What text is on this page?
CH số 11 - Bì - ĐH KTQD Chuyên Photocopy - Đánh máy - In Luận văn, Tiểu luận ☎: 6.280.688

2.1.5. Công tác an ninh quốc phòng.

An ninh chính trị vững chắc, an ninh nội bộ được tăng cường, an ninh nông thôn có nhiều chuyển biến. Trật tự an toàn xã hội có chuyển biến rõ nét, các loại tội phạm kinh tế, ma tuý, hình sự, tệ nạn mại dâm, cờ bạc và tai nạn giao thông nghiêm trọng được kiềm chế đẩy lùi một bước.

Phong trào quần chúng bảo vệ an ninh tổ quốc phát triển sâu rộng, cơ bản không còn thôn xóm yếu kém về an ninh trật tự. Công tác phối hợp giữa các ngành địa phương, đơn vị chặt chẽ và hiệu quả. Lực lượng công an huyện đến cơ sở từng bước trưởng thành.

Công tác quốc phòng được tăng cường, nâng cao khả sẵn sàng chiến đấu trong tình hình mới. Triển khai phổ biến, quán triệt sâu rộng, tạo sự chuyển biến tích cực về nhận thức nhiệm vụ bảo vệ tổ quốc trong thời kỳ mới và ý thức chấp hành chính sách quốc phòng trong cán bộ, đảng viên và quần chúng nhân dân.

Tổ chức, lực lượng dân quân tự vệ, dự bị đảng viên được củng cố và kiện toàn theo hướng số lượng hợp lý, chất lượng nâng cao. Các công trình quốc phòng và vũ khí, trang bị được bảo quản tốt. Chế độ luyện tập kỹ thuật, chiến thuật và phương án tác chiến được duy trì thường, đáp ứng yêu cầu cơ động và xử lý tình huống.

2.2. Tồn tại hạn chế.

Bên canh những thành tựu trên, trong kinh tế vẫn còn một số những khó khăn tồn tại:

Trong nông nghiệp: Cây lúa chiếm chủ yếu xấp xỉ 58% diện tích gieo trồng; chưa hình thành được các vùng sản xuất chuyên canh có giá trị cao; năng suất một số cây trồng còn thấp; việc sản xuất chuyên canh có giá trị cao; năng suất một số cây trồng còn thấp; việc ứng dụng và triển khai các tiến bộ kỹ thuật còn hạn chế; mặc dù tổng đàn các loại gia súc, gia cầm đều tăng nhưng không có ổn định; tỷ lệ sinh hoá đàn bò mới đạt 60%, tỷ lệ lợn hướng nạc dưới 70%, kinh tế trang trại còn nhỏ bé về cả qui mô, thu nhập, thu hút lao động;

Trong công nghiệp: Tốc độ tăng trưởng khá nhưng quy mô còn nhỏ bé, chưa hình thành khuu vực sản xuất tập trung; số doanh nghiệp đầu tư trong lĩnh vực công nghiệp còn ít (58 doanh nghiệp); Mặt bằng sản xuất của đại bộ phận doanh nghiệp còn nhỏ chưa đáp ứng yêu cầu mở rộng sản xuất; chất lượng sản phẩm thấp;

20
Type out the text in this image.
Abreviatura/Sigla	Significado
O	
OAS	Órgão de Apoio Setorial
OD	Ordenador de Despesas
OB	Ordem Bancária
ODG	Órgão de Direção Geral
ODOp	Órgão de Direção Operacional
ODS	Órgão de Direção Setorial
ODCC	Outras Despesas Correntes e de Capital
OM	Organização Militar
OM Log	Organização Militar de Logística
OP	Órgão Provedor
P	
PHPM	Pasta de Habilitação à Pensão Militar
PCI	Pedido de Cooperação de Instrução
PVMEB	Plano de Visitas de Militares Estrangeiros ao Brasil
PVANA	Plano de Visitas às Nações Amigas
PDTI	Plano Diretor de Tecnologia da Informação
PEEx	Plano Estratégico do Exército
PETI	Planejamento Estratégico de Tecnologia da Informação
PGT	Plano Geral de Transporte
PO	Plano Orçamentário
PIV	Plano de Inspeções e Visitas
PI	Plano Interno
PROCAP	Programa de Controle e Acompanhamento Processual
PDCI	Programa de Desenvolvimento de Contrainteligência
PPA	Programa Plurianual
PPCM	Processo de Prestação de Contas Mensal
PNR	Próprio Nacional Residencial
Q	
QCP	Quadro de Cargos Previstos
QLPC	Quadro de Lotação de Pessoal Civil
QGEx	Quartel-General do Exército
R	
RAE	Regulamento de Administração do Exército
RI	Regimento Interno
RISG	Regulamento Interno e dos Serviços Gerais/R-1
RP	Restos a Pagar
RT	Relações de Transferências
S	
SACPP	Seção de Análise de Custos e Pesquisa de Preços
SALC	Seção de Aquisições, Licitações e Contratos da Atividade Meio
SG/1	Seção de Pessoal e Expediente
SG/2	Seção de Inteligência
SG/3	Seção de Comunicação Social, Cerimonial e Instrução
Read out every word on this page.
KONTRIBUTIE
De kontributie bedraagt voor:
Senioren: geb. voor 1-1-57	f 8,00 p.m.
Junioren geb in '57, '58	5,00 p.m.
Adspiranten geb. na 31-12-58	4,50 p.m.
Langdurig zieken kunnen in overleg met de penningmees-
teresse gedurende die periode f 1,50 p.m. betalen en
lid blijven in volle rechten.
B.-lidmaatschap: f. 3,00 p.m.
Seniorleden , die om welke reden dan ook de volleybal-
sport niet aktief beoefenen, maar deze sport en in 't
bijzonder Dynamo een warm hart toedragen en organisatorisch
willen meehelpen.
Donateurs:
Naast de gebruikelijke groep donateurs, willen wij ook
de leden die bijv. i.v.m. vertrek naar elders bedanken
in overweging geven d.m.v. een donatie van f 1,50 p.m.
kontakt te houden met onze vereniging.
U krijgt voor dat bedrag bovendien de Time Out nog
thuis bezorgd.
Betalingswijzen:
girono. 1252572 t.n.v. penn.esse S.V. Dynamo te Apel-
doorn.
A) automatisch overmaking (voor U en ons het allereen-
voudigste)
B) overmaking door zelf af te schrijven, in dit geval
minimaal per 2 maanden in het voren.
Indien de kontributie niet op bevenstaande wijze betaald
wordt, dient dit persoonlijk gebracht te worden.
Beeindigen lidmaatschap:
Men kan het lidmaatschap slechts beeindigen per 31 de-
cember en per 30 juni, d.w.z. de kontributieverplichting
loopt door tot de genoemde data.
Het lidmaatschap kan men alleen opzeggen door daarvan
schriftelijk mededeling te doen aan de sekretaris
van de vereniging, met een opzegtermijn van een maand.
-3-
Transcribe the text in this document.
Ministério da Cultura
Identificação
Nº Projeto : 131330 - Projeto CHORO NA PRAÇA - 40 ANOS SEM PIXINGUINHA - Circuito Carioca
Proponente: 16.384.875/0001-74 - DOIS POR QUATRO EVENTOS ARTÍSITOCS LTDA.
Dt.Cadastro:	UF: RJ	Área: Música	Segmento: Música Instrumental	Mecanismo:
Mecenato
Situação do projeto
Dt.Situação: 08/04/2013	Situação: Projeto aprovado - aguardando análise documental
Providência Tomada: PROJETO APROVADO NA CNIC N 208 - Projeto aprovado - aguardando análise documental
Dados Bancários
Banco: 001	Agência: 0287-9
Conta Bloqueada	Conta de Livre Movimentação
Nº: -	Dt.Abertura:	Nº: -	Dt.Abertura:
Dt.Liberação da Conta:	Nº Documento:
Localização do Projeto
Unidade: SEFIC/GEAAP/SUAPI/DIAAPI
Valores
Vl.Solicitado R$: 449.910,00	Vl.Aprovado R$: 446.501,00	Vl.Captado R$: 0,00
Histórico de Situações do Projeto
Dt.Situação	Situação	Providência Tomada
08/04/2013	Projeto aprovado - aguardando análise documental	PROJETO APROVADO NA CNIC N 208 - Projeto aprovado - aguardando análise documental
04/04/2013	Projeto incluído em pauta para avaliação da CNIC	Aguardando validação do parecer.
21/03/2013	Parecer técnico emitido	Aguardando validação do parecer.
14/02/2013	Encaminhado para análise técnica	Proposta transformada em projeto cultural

+++

## What is required
Retype the material in full. Each word must match.

## Full answer
What text is on this page?
CH số 11 - Bì - ĐH KTQD Chuyên Photocopy - Đánh máy - In Luận văn, Tiểu luận ☎: 6.280.688

2.1.5. Công tác an ninh quốc phòng.

An ninh chính trị vững chắc, an ninh nội bộ được tăng cường, an ninh nông thôn có nhiều chuyển biến. Trật tự an toàn xã hội có chuyển biến rõ nét, các loại tội phạm kinh tế, ma tuý, hình sự, tệ nạn mại dâm, cờ bạc và tai nạn giao thông nghiêm trọng được kiềm chế đẩy lùi một bước.

Phong trào quần chúng bảo vệ an ninh tổ quốc phát triển sâu rộng, cơ bản không còn thôn xóm yếu kém về an ninh trật tự. Công tác phối hợp giữa các ngành địa phương, đơn vị chặt chẽ và hiệu quả. Lực lượng công an huyện đến cơ sở từng bước trưởng thành.

Công tác quốc phòng được tăng cường, nâng cao khả sẵn sàng chiến đấu trong tình hình mới. Triển khai phổ biến, quán triệt sâu rộng, tạo sự chuyển biến tích cực về nhận thức nhiệm vụ bảo vệ tổ quốc trong thời kỳ mới và ý thức chấp hành chính sách quốc phòng trong cán bộ, đảng viên và quần chúng nhân dân.

Tổ chức, lực lượng dân quân tự vệ, dự bị đảng viên được củng cố và kiện toàn theo hướng số lượng hợp lý, chất lượng nâng cao. Các công trình quốc phòng và vũ khí, trang bị được bảo quản tốt. Chế độ luyện tập kỹ thuật, chiến thuật và phương án tác chiến được duy trì thường, đáp ứng yêu cầu cơ động và xử lý tình huống.

2.2. Tồn tại hạn chế.

Bên canh những thành tựu trên, trong kinh tế vẫn còn một số những khó khăn tồn tại:

Trong nông nghiệp: Cây lúa chiếm chủ yếu xấp xỉ 58% diện tích gieo trồng; chưa hình thành được các vùng sản xuất chuyên canh có giá trị cao; năng suất một số cây trồng còn thấp; việc sản xuất chuyên canh có giá trị cao; năng suất một số cây trồng còn thấp; việc ứng dụng và triển khai các tiến bộ kỹ thuật còn hạn chế; mặc dù tổng đàn các loại gia súc, gia cầm đều tăng nhưng không có ổn định; tỷ lệ sinh hoá đàn bò mới đạt 60%, tỷ lệ lợn hướng nạc dưới 70%, kinh tế trang trại còn nhỏ bé về cả qui mô, thu nhập, thu hút lao động;

Trong công nghiệp: Tốc độ tăng trưởng khá nhưng quy mô còn nhỏ bé, chưa hình thành khuu vực sản xuất tập trung; số doanh nghiệp đầu tư trong lĩnh vực công nghiệp còn ít (58 doanh nghiệp); Mặt bằng sản xuất của đại bộ phận doanh nghiệp còn nhỏ chưa đáp ứng yêu cầu mở rộng sản xuất; chất lượng sản phẩm thấp;

20
Type out the text in this image.
Abreviatura/Sigla	Significado
O	
OAS	Órgão de Apoio Setorial
OD	Ordenador de Despesas
OB	Ordem Bancária
ODG	Órgão de Direção Geral
ODOp	Órgão de Direção Operacional
ODS	Órgão de Direção Setorial
ODCC	Outras Despesas Correntes e de Capital
OM	Organização Militar
OM Log	Organização Militar de Logística
OP	Órgão Provedor
P	
PHPM	Pasta de Habilitação à Pensão Militar
PCI	Pedido de Cooperação de Instrução
PVMEB	Plano de Visitas de Militares Estrangeiros ao Brasil
PVANA	Plano de Visitas às Nações Amigas
PDTI	Plano Diretor de Tecnologia da Informação
PEEx	Plano Estratégico do Exército
PETI	Planejamento Estratégico de Tecnologia da Informação
PGT	Plano Geral de Transporte
PO	Plano Orçamentário
PIV	Plano de Inspeções e Visitas
PI	Plano Interno
PROCAP	Programa de Controle e Acompanhamento Processual
PDCI	Programa de Desenvolvimento de Contrainteligência
PPA	Programa Plurianual
PPCM	Processo de Prestação de Contas Mensal
PNR	Próprio Nacional Residencial
Q	
QCP	Quadro de Cargos Previstos
QLPC	Quadro de Lotação de Pessoal Civil
QGEx	Quartel-General do Exército
R	
RAE	Regulamento de Administração do Exército
RI	Regimento Interno
RISG	Regulamento Interno e dos Serviços Gerais/R-1
RP	Restos a Pagar
RT	Relações de Transferências
S	
SACPP	Seção de Análise de Custos e Pesquisa de Preços
SALC	Seção de Aquisições, Licitações e Contratos da Atividade Meio
SG/1	Seção de Pessoal e Expediente
SG/2	Seção de Inteligência
SG/3	Seção de Comunicação Social, Cerimonial e Instrução
Read out every word on this page.
KONTRIBUTIE
De kontributie bedraagt voor:
Senioren: geb. voor 1-1-57	f 8,00 p.m.
Junioren geb in '57, '58	5,00 p.m.
Adspiranten geb. na 31-12-58	4,50 p.m.
Langdurig zieken kunnen in overleg met de penningmees-
teresse gedurende die periode f 1,50 p.m. betalen en
lid blijven in volle rechten.
B.-lidmaatschap: f. 3,00 p.m.
Seniorleden , die om welke reden dan ook de volleybal-
sport niet aktief beoefenen, maar deze sport en in 't
bijzonder Dynamo een warm hart toedragen en organisatorisch
willen meehelpen.
Donateurs:
Naast de gebruikelijke groep donateurs, willen wij ook
de leden die bijv. i.v.m. vertrek naar elders bedanken
in overweging geven d.m.v. een donatie van f 1,50 p.m.
kontakt te houden met onze vereniging.
U krijgt voor dat bedrag bovendien de Time Out nog
thuis bezorgd.
Betalingswijzen:
girono. 1252572 t.n.v. penn.esse S.V. Dynamo te Apel-
doorn.
A) automatisch overmaking (voor U en ons het allereen-
voudigste)
B) overmaking door zelf af te schrijven, in dit geval
minimaal per 2 maanden in het voren.
Indien de kontributie niet op bevenstaande wijze betaald
wordt, dient dit persoonlijk gebracht te worden.
Beeindigen lidmaatschap:
Men kan het lidmaatschap slechts beeindigen per 31 de-
cember en per 30 juni, d.w.z. de kontributieverplichting
loopt door tot de genoemde data.
Het lidmaatschap kan men alleen opzeggen door daarvan
schriftelijk mededeling te doen aan de sekretaris
van de vereniging, met een opzegtermijn van een maand.
-3-
Transcribe the text in this document.
Ministério da Cultura
Identificação
Nº Projeto : 131330 - Projeto CHORO NA PRAÇA - 40 ANOS SEM PIXINGUINHA - Circuito Carioca
Proponente: 16.384.875/0001-74 - DOIS POR QUATRO EVENTOS ARTÍSITOCS LTDA.
Dt.Cadastro:	UF: RJ	Área: Música	Segmento: Música Instrumental	Mecanismo:
Mecenato
Situação do projeto
Dt.Situação: 08/04/2013	Situação: Projeto aprovado - aguardando análise documental
Providência Tomada: PROJETO APROVADO NA CNIC N 208 - Projeto aprovado - aguardando análise documental
Dados Bancários
Banco: 001	Agência: 0287-9
Conta Bloqueada	Conta de Livre Movimentação
Nº: -	Dt.Abertura:	Nº: -	Dt.Abertura:
Dt.Liberação da Conta:	Nº Documento:
Localização do Projeto
Unidade: SEFIC/GEAAP/SUAPI/DIAAPI
Valores
Vl.Solicitado R$: 449.910,00	Vl.Aprovado R$: 446.501,00	Vl.Captado R$: 0,00
Histórico de Situações do Projeto
Dt.Situação	Situação	Providência Tomada
08/04/2013	Projeto aprovado - aguardando análise documental	PROJETO APROVADO NA CNIC N 208 - Projeto aprovado - aguardando análise documental
04/04/2013	Projeto incluído em pauta para avaliação da CNIC	Aguardando validação do parecer.
21/03/2013	Parecer técnico emitido	Aguardando validação do parecer.
14/02/2013	Encaminhado para análise técnica	Proposta transformada em projeto cultural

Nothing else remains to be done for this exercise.